▶ [Records for the task]:
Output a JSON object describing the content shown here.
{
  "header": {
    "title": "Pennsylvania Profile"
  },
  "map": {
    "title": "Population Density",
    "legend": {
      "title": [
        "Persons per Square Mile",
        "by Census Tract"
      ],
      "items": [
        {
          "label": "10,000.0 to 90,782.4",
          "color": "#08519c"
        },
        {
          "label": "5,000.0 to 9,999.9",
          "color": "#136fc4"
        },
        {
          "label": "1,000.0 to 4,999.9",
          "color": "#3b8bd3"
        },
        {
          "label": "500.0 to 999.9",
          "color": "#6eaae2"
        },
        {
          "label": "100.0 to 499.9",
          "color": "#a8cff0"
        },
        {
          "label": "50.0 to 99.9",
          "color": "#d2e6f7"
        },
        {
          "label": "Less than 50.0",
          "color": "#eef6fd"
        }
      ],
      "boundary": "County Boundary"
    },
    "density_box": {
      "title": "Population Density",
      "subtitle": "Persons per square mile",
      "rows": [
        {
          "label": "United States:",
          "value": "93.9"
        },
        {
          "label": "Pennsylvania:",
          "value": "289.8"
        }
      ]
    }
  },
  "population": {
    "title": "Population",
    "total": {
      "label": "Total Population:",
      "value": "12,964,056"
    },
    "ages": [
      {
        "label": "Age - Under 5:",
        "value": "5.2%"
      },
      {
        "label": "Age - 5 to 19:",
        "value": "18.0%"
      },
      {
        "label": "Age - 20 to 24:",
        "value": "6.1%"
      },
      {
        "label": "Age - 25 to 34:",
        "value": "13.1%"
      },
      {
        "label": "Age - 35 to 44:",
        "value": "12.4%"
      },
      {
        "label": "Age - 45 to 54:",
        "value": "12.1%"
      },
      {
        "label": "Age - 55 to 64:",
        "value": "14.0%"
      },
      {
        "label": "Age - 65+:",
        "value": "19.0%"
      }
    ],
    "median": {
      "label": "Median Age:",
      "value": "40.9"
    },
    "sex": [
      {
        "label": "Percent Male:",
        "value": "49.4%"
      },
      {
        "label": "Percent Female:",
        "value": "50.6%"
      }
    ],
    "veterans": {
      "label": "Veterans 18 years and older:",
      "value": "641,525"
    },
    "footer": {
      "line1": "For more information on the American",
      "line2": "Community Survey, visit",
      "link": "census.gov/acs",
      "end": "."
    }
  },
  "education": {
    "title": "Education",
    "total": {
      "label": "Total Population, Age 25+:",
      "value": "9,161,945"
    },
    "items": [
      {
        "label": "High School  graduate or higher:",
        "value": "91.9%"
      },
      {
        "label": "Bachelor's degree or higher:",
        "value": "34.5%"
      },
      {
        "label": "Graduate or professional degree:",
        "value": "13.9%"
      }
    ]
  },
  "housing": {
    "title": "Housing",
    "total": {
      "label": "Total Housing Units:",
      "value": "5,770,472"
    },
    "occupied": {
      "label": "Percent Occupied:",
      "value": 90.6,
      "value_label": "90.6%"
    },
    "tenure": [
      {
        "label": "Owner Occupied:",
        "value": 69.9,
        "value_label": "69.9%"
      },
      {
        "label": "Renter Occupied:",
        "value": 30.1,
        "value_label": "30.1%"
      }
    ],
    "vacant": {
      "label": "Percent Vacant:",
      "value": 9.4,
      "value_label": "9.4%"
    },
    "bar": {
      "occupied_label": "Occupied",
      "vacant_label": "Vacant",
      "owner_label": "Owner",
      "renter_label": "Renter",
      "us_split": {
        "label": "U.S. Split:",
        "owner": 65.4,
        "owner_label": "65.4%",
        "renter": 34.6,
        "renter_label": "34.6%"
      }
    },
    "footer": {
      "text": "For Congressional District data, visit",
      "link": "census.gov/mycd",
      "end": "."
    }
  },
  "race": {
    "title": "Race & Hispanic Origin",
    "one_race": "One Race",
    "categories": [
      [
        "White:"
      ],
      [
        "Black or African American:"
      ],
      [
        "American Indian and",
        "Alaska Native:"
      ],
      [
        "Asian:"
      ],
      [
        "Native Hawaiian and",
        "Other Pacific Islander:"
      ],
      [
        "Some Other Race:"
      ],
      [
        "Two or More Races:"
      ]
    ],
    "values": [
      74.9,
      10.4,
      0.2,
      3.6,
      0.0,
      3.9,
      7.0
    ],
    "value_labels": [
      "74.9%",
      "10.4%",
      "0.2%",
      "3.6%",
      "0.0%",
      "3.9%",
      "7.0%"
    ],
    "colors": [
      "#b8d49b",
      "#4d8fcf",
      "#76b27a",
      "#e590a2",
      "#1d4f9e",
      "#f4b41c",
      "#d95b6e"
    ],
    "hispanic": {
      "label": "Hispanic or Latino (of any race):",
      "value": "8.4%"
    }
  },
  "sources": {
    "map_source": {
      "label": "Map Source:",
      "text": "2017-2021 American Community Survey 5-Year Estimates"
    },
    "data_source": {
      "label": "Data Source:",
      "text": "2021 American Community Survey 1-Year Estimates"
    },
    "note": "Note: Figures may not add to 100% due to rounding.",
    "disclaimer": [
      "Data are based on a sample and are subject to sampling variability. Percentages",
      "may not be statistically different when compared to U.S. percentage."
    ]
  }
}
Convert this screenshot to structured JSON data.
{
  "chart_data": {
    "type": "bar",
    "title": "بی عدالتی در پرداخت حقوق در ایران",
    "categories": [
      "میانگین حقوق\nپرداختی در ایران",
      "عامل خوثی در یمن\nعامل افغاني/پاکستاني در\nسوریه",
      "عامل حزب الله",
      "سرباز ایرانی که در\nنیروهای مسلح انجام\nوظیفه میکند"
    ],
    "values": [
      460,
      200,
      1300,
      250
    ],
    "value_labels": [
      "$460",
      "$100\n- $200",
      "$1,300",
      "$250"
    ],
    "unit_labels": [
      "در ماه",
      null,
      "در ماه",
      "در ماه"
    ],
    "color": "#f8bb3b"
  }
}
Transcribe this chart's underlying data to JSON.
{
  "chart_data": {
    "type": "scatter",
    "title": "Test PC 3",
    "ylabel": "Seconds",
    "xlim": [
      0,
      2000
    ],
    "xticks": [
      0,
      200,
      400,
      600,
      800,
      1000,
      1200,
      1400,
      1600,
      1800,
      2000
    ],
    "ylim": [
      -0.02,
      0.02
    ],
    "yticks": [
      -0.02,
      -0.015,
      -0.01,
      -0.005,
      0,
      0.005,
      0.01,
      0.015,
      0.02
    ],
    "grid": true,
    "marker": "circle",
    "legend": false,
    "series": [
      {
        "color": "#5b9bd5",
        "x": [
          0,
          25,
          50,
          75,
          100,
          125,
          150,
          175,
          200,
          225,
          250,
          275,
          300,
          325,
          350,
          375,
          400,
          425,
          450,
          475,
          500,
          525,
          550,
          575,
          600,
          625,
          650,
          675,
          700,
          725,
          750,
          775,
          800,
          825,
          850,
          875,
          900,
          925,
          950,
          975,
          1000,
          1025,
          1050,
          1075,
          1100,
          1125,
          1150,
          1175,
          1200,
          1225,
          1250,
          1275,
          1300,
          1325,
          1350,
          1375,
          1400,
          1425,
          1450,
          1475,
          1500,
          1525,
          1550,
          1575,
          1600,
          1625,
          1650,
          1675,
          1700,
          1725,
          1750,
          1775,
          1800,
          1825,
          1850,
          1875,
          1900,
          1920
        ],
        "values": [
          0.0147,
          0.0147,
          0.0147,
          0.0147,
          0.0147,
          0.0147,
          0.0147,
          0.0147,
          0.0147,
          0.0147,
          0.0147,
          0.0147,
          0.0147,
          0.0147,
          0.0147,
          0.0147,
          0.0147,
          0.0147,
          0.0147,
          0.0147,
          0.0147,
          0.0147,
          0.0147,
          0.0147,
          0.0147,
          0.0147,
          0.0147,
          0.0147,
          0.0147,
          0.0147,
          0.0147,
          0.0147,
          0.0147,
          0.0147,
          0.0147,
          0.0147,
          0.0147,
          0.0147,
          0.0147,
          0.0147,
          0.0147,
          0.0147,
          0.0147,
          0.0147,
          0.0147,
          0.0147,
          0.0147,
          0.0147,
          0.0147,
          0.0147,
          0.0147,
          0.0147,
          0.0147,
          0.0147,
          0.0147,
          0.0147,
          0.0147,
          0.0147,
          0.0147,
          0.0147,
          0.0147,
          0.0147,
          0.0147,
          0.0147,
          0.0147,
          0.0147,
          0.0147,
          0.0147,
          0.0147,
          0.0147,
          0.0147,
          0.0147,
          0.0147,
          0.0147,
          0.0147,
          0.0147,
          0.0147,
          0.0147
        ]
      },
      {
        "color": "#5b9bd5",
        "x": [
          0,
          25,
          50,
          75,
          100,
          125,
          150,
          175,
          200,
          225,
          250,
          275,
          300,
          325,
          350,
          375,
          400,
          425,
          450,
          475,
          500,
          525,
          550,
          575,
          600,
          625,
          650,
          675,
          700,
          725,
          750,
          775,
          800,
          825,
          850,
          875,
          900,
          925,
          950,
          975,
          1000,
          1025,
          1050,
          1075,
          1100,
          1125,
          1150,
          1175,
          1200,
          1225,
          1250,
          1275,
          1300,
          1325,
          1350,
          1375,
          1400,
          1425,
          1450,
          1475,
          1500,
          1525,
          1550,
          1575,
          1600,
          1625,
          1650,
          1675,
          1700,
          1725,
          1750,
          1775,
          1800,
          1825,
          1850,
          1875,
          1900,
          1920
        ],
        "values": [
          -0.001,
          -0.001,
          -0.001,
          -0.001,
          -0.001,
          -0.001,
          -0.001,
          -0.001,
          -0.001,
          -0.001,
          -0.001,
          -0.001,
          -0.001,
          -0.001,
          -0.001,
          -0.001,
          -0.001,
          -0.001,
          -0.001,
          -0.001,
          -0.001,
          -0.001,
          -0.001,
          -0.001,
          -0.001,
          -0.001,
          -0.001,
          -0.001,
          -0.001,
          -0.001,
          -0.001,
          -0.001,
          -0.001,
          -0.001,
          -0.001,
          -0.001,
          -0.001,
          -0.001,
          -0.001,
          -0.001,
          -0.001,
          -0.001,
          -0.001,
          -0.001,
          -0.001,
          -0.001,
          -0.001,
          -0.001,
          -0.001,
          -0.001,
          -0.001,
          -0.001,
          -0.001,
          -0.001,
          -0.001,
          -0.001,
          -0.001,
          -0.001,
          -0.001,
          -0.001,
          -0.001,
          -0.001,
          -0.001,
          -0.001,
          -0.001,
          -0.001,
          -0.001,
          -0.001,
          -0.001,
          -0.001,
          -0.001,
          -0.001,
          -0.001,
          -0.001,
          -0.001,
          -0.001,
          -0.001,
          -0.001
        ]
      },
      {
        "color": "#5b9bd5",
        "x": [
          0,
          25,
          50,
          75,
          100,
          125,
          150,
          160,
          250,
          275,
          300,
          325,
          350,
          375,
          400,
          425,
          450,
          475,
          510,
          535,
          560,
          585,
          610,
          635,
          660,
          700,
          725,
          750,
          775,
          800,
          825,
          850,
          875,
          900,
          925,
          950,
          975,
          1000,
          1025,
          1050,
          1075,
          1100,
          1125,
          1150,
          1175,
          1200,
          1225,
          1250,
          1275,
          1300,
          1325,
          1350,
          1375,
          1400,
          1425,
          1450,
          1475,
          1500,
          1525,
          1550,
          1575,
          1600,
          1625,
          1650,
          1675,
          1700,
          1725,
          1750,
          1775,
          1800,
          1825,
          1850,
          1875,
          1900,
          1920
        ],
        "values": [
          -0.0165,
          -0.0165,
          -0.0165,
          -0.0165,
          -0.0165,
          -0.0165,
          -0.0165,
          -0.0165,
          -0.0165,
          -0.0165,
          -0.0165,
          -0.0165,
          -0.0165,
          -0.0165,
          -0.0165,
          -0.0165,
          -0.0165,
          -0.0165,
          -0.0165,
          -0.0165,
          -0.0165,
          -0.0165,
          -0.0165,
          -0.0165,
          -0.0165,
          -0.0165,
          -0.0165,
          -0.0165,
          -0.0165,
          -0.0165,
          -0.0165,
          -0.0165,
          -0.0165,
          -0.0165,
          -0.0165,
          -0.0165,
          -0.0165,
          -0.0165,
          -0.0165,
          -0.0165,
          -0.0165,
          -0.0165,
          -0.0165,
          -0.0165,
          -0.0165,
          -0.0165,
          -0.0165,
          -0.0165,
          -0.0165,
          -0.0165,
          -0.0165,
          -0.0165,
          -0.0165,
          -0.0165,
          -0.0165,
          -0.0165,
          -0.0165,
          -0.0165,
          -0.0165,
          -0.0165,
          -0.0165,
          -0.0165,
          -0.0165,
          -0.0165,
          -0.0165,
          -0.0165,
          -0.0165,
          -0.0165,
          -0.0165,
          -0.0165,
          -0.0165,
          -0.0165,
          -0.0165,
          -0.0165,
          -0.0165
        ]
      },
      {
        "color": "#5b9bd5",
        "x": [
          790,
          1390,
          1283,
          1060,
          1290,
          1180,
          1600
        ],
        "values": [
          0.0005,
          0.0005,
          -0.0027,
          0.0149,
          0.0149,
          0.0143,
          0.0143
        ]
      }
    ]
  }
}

▶ [What needs to be done]: Report every line containing the word "عامل" from the listing above.

▶ [Answer in full]:
      "عامل خوثی در یمن\nعامل افغاني/پاکستاني در\nسوریه",
      "عامل حزب الله",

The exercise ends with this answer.